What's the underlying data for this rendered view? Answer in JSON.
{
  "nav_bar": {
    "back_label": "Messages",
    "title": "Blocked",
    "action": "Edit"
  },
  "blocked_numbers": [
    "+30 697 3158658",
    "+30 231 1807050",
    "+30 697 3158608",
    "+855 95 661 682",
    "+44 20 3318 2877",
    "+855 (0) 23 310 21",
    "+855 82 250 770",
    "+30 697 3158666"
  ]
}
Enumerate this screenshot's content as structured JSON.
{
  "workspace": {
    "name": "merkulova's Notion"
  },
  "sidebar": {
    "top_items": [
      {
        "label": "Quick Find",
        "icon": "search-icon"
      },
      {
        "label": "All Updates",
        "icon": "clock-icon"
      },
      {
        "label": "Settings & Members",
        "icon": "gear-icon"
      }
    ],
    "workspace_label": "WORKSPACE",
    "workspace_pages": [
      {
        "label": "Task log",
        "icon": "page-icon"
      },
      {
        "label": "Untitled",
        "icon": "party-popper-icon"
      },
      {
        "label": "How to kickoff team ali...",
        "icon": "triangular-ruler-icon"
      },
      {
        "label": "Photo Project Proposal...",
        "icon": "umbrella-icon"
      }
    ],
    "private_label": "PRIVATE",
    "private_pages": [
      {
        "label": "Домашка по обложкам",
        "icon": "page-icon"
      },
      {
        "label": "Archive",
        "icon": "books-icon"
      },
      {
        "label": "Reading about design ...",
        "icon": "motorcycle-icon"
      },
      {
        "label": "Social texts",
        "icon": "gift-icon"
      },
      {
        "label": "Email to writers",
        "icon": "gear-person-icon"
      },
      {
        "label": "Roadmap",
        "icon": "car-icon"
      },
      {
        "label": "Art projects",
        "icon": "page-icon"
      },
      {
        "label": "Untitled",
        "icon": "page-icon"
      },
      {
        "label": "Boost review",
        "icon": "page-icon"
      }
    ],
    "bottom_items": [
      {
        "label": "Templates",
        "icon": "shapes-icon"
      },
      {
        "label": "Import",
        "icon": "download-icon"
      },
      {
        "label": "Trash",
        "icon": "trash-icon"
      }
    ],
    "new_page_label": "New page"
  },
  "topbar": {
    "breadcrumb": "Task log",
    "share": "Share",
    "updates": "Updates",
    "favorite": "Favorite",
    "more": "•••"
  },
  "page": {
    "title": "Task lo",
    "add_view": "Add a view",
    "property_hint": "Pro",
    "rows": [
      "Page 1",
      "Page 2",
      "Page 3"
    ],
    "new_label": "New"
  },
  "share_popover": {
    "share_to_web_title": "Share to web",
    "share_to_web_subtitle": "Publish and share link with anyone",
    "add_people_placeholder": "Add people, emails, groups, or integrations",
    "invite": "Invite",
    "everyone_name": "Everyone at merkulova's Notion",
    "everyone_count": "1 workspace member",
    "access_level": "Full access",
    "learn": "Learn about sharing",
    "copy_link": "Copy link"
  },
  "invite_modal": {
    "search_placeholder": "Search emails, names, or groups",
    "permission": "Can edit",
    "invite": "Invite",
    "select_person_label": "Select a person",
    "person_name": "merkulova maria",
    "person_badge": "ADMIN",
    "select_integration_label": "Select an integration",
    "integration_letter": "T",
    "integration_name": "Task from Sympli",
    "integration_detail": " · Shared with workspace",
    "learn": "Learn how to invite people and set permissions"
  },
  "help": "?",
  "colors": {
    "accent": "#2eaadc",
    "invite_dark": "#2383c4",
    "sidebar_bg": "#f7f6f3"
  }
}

# # #

Stated task: Copy every line of the listing where the word "JSON" appears.

Output for this task:
What's the underlying data for this rendered view? Answer in JSON.
Enumerate this screenshot's content as structured JSON.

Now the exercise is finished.